▶ _AIM_
Your task is to transcribe all of the data below exactly, omitting the images.

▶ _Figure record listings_

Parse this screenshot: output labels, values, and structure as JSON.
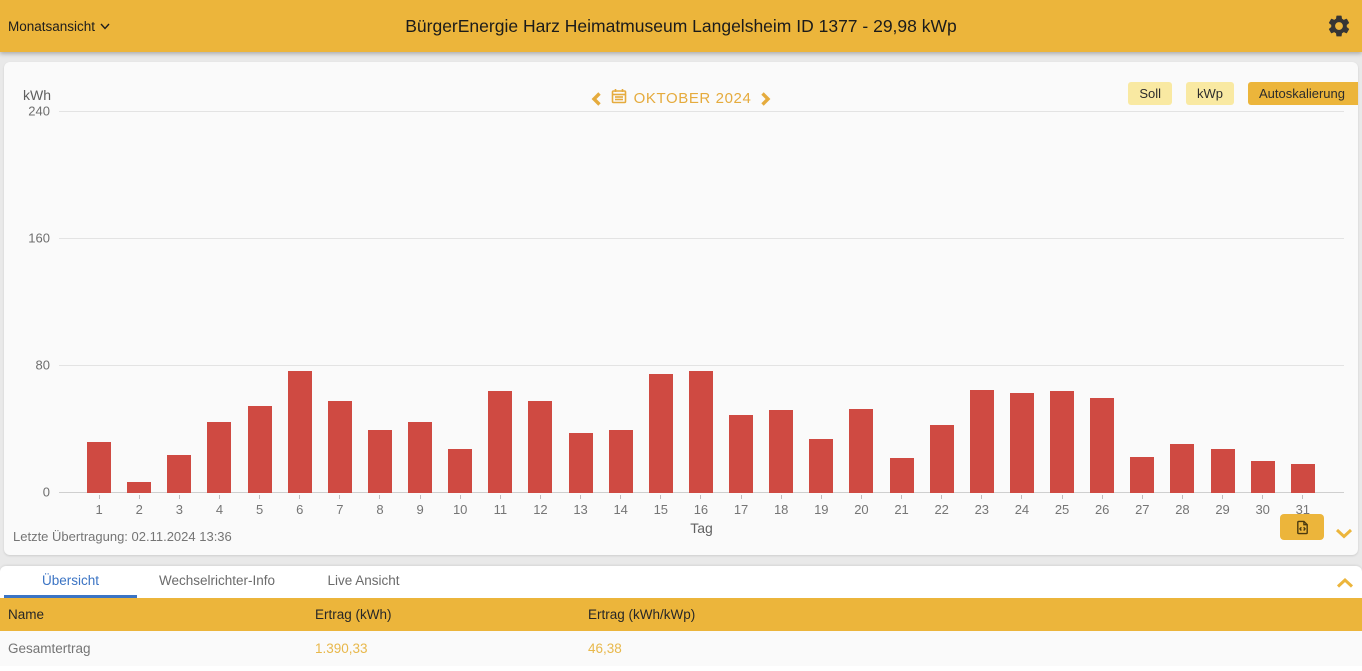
{
  "top_bar": {
    "view_selector_label": "Monatsansicht",
    "title": "BürgerEnergie Harz Heimatmuseum Langelsheim ID 1377 - 29,98 kWp"
  },
  "chart_panel": {
    "unit_label": "kWh",
    "month_label": "OKTOBER 2024",
    "soll_button": "Soll",
    "kwp_button": "kWp",
    "autoscale_button": "Autoskalierung",
    "x_axis_label": "Tag",
    "last_transmission": "Letzte Übertragung: 02.11.2024 13:36"
  },
  "chart_data": {
    "type": "bar",
    "title": "OKTOBER 2024",
    "xlabel": "Tag",
    "ylabel": "kWh",
    "ylim": [
      0,
      240
    ],
    "yticks": [
      0,
      80,
      160,
      240
    ],
    "grid": true,
    "legend": false,
    "bar_color": "#cf4a42",
    "categories": [
      "1",
      "2",
      "3",
      "4",
      "5",
      "6",
      "7",
      "8",
      "9",
      "10",
      "11",
      "12",
      "13",
      "14",
      "15",
      "16",
      "17",
      "18",
      "19",
      "20",
      "21",
      "22",
      "23",
      "24",
      "25",
      "26",
      "27",
      "28",
      "29",
      "30",
      "31"
    ],
    "values": [
      32,
      7,
      24,
      45,
      55,
      77,
      58,
      40,
      45,
      28,
      64,
      58,
      38,
      40,
      75,
      77,
      49,
      52,
      34,
      53,
      22,
      43,
      65,
      63,
      64,
      60,
      23,
      31,
      28,
      20,
      18
    ],
    "total_kwh": "1.390,33",
    "total_kwh_per_kwp": "46,38"
  },
  "tabs": [
    {
      "label": "Übersicht",
      "active": true
    },
    {
      "label": "Wechselrichter-Info",
      "active": false
    },
    {
      "label": "Live Ansicht",
      "active": false
    }
  ],
  "table": {
    "headers": [
      "Name",
      "Ertrag (kWh)",
      "Ertrag (kWh/kWp)"
    ],
    "rows": [
      {
        "name": "Gesamtertrag",
        "ertrag_kwh": "1.390,33",
        "ertrag_kwh_kwp": "46,38"
      }
    ]
  },
  "colors": {
    "accent_gold": "#ecb53b",
    "light_gold_chip": "#f9e9a2",
    "bar_red": "#cf4a42",
    "active_tab_blue": "#3b74c4",
    "gold_text": "#e8b84b"
  }
}
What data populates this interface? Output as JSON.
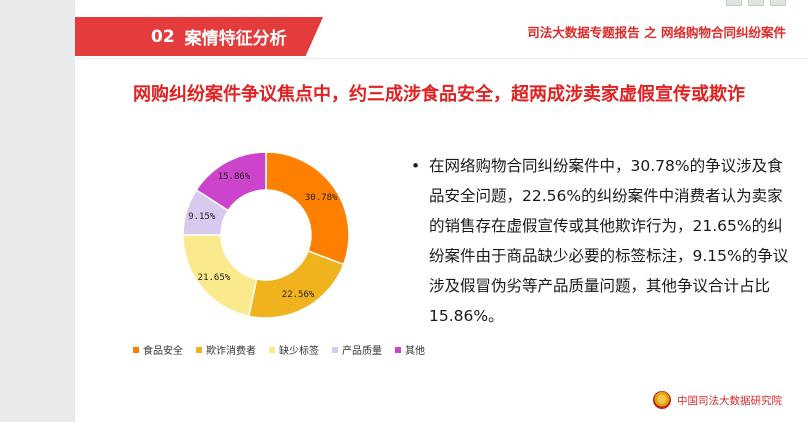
{
  "header": {
    "section_number": "02",
    "section_title": "案情特征分析",
    "report_title": "司法大数据专题报告 之 网络购物合同纠纷案件"
  },
  "headline": "网购纠纷案件争议焦点中，约三成涉食品安全，超两成涉卖家虚假宣传或欺诈",
  "bullet": {
    "marker": "•",
    "text": "在网络购物合同纠纷案件中，30.78%的争议涉及食品安全问题，22.56%的纠纷案件中消费者认为卖家的销售存在虚假宣传或其他欺诈行为，21.65%的纠纷案件由于商品缺少必要的标签标注，9.15%的争议涉及假冒伪劣等产品质量问题，其他争议合计占比15.86%。"
  },
  "footer": {
    "org": "中国司法大数据研究院"
  },
  "chart_data": {
    "type": "pie",
    "hole": true,
    "categories": [
      "食品安全",
      "欺诈消费者",
      "缺少标签",
      "产品质量",
      "其他"
    ],
    "values": [
      30.78,
      22.56,
      21.65,
      9.15,
      15.86
    ],
    "labels": [
      "30.78%",
      "22.56%",
      "21.65%",
      "9.15%",
      "15.86%"
    ],
    "colors": [
      "#ff7f00",
      "#f0b21d",
      "#fbe98d",
      "#d8c9ee",
      "#cc44cc"
    ],
    "legend_position": "bottom-left"
  }
}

▶ _PROBLEM SOLUTION_
Parse this screenshot: output labels, values, and structure as JSON.
{
  "top_bar": {
    "view_selector_label": "Monatsansicht",
    "title": "BürgerEnergie Harz Heimatmuseum Langelsheim ID 1377 - 29,98 kWp"
  },
  "chart_panel": {
    "unit_label": "kWh",
    "month_label": "OKTOBER 2024",
    "soll_button": "Soll",
    "kwp_button": "kWp",
    "autoscale_button": "Autoskalierung",
    "x_axis_label": "Tag",
    "last_transmission": "Letzte Übertragung: 02.11.2024 13:36"
  },
  "chart_data": {
    "type": "bar",
    "title": "OKTOBER 2024",
    "xlabel": "Tag",
    "ylabel": "kWh",
    "ylim": [
      0,
      240
    ],
    "yticks": [
      0,
      80,
      160,
      240
    ],
    "grid": true,
    "legend": false,
    "bar_color": "#cf4a42",
    "categories": [
      "1",
      "2",
      "3",
      "4",
      "5",
      "6",
      "7",
      "8",
      "9",
      "10",
      "11",
      "12",
      "13",
      "14",
      "15",
      "16",
      "17",
      "18",
      "19",
      "20",
      "21",
      "22",
      "23",
      "24",
      "25",
      "26",
      "27",
      "28",
      "29",
      "30",
      "31"
    ],
    "values": [
      32,
      7,
      24,
      45,
      55,
      77,
      58,
      40,
      45,
      28,
      64,
      58,
      38,
      40,
      75,
      77,
      49,
      52,
      34,
      53,
      22,
      43,
      65,
      63,
      64,
      60,
      23,
      31,
      28,
      20,
      18
    ],
    "total_kwh": "1.390,33",
    "total_kwh_per_kwp": "46,38"
  },
  "tabs": [
    {
      "label": "Übersicht",
      "active": true
    },
    {
      "label": "Wechselrichter-Info",
      "active": false
    },
    {
      "label": "Live Ansicht",
      "active": false
    }
  ],
  "table": {
    "headers": [
      "Name",
      "Ertrag (kWh)",
      "Ertrag (kWh/kWp)"
    ],
    "rows": [
      {
        "name": "Gesamtertrag",
        "ertrag_kwh": "1.390,33",
        "ertrag_kwh_kwp": "46,38"
      }
    ]
  },
  "colors": {
    "accent_gold": "#ecb53b",
    "light_gold_chip": "#f9e9a2",
    "bar_red": "#cf4a42",
    "active_tab_blue": "#3b74c4",
    "gold_text": "#e8b84b"
  }
}
What data populates this interface? Output as JSON.
{
  "header": {
    "section_number": "02",
    "section_title": "案情特征分析",
    "report_title": "司法大数据专题报告 之 网络购物合同纠纷案件"
  },
  "headline": "网购纠纷案件争议焦点中，约三成涉食品安全，超两成涉卖家虚假宣传或欺诈",
  "bullet": {
    "marker": "•",
    "text": "在网络购物合同纠纷案件中，30.78%的争议涉及食品安全问题，22.56%的纠纷案件中消费者认为卖家的销售存在虚假宣传或其他欺诈行为，21.65%的纠纷案件由于商品缺少必要的标签标注，9.15%的争议涉及假冒伪劣等产品质量问题，其他争议合计占比15.86%。"
  },
  "footer": {
    "org": "中国司法大数据研究院"
  },
  "chart_data": {
    "type": "pie",
    "hole": true,
    "categories": [
      "食品安全",
      "欺诈消费者",
      "缺少标签",
      "产品质量",
      "其他"
    ],
    "values": [
      30.78,
      22.56,
      21.65,
      9.15,
      15.86
    ],
    "labels": [
      "30.78%",
      "22.56%",
      "21.65%",
      "9.15%",
      "15.86%"
    ],
    "colors": [
      "#ff7f00",
      "#f0b21d",
      "#fbe98d",
      "#d8c9ee",
      "#cc44cc"
    ],
    "legend_position": "bottom-left"
  }
}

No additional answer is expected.